**RECORDED INFORMATION**

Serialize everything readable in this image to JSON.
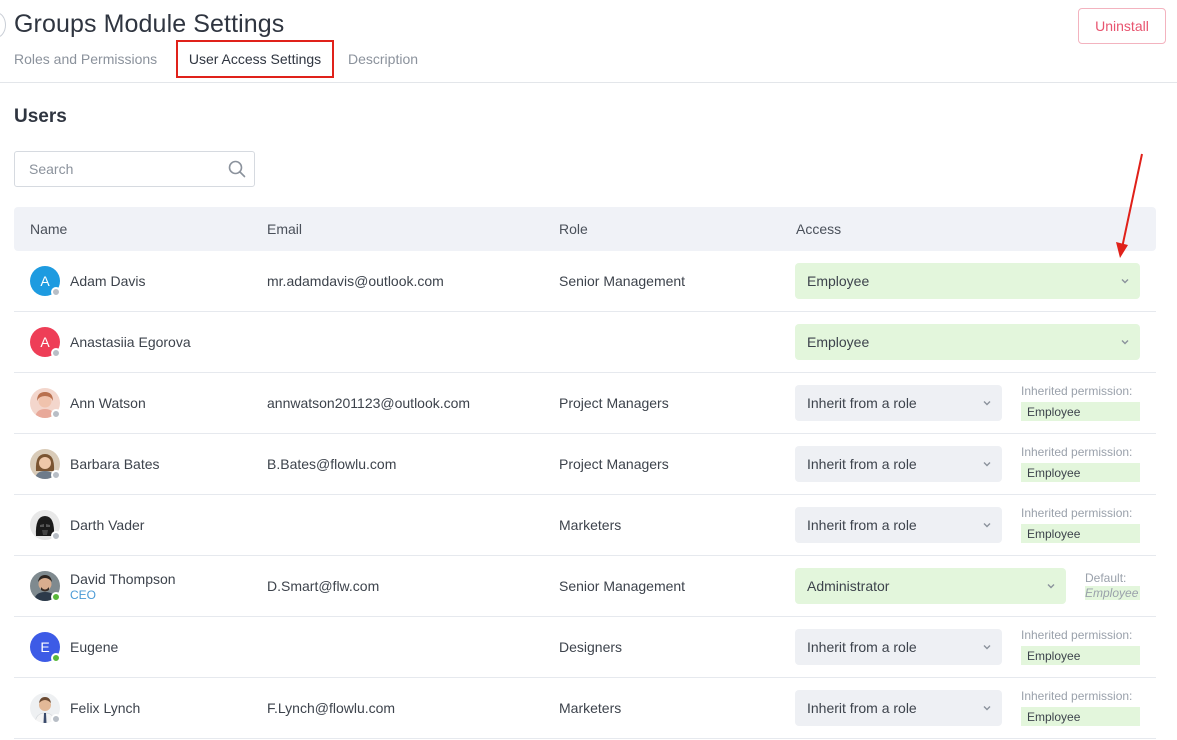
{
  "header": {
    "title": "Groups Module Settings",
    "uninstall_label": "Uninstall",
    "tabs": [
      {
        "label": "Roles and Permissions"
      },
      {
        "label": "User Access Settings"
      },
      {
        "label": "Description"
      }
    ]
  },
  "users_section": {
    "title": "Users",
    "search_placeholder": "Search"
  },
  "table": {
    "columns": {
      "name": "Name",
      "email": "Email",
      "role": "Role",
      "access": "Access"
    },
    "rows": [
      {
        "name": "Adam Davis",
        "subtitle": "",
        "email": "mr.adamdavis@outlook.com",
        "role": "Senior Management",
        "access": "Employee",
        "initial": "A",
        "avatar_color": "#1e9be0",
        "online": false
      },
      {
        "name": "Anastasiia Egorova",
        "subtitle": "",
        "email": "",
        "role": "",
        "access": "Employee",
        "initial": "A",
        "avatar_color": "#ee3e57",
        "online": false
      },
      {
        "name": "Ann Watson",
        "subtitle": "",
        "email": "annwatson201123@outlook.com",
        "role": "Project Managers",
        "access": "Inherit from a role",
        "inherited_label": "Inherited permission:",
        "inherited_value": "Employee",
        "online": false
      },
      {
        "name": "Barbara Bates",
        "subtitle": "",
        "email": "B.Bates@flowlu.com",
        "role": "Project Managers",
        "access": "Inherit from a role",
        "inherited_label": "Inherited permission:",
        "inherited_value": "Employee",
        "online": false
      },
      {
        "name": "Darth Vader",
        "subtitle": "",
        "email": "",
        "role": "Marketers",
        "access": "Inherit from a role",
        "inherited_label": "Inherited permission:",
        "inherited_value": "Employee",
        "online": false
      },
      {
        "name": "David Thompson",
        "subtitle": "CEO",
        "email": "D.Smart@flw.com",
        "role": "Senior Management",
        "access": "Administrator",
        "default_label": "Default:",
        "default_value": "Employee",
        "online": true
      },
      {
        "name": "Eugene",
        "subtitle": "",
        "email": "",
        "role": "Designers",
        "access": "Inherit from a role",
        "inherited_label": "Inherited permission:",
        "inherited_value": "Employee",
        "initial": "E",
        "avatar_color": "#3d5be6",
        "online": true
      },
      {
        "name": "Felix Lynch",
        "subtitle": "",
        "email": "F.Lynch@flowlu.com",
        "role": "Marketers",
        "access": "Inherit from a role",
        "inherited_label": "Inherited permission:",
        "inherited_value": "Employee",
        "online": false
      }
    ]
  },
  "colors": {
    "accent_red": "#e0211a",
    "access_green": "#e3f6dc",
    "access_gray": "#eef0f4",
    "uninstall": "#e8546f"
  }
}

**THE EXERCISE**
Write out the entries above verbatim; the pictures do not belong in your copy.

**SOLUTION**
Serialize everything readable in this image to JSON.
{
  "header": {
    "title": "Groups Module Settings",
    "uninstall_label": "Uninstall",
    "tabs": [
      {
        "label": "Roles and Permissions"
      },
      {
        "label": "User Access Settings"
      },
      {
        "label": "Description"
      }
    ]
  },
  "users_section": {
    "title": "Users",
    "search_placeholder": "Search"
  },
  "table": {
    "columns": {
      "name": "Name",
      "email": "Email",
      "role": "Role",
      "access": "Access"
    },
    "rows": [
      {
        "name": "Adam Davis",
        "subtitle": "",
        "email": "mr.adamdavis@outlook.com",
        "role": "Senior Management",
        "access": "Employee",
        "initial": "A",
        "avatar_color": "#1e9be0",
        "online": false
      },
      {
        "name": "Anastasiia Egorova",
        "subtitle": "",
        "email": "",
        "role": "",
        "access": "Employee",
        "initial": "A",
        "avatar_color": "#ee3e57",
        "online": false
      },
      {
        "name": "Ann Watson",
        "subtitle": "",
        "email": "annwatson201123@outlook.com",
        "role": "Project Managers",
        "access": "Inherit from a role",
        "inherited_label": "Inherited permission:",
        "inherited_value": "Employee",
        "online": false
      },
      {
        "name": "Barbara Bates",
        "subtitle": "",
        "email": "B.Bates@flowlu.com",
        "role": "Project Managers",
        "access": "Inherit from a role",
        "inherited_label": "Inherited permission:",
        "inherited_value": "Employee",
        "online": false
      },
      {
        "name": "Darth Vader",
        "subtitle": "",
        "email": "",
        "role": "Marketers",
        "access": "Inherit from a role",
        "inherited_label": "Inherited permission:",
        "inherited_value": "Employee",
        "online": false
      },
      {
        "name": "David Thompson",
        "subtitle": "CEO",
        "email": "D.Smart@flw.com",
        "role": "Senior Management",
        "access": "Administrator",
        "default_label": "Default:",
        "default_value": "Employee",
        "online": true
      },
      {
        "name": "Eugene",
        "subtitle": "",
        "email": "",
        "role": "Designers",
        "access": "Inherit from a role",
        "inherited_label": "Inherited permission:",
        "inherited_value": "Employee",
        "initial": "E",
        "avatar_color": "#3d5be6",
        "online": true
      },
      {
        "name": "Felix Lynch",
        "subtitle": "",
        "email": "F.Lynch@flowlu.com",
        "role": "Marketers",
        "access": "Inherit from a role",
        "inherited_label": "Inherited permission:",
        "inherited_value": "Employee",
        "online": false
      }
    ]
  },
  "colors": {
    "accent_red": "#e0211a",
    "access_green": "#e3f6dc",
    "access_gray": "#eef0f4",
    "uninstall": "#e8546f"
  }
}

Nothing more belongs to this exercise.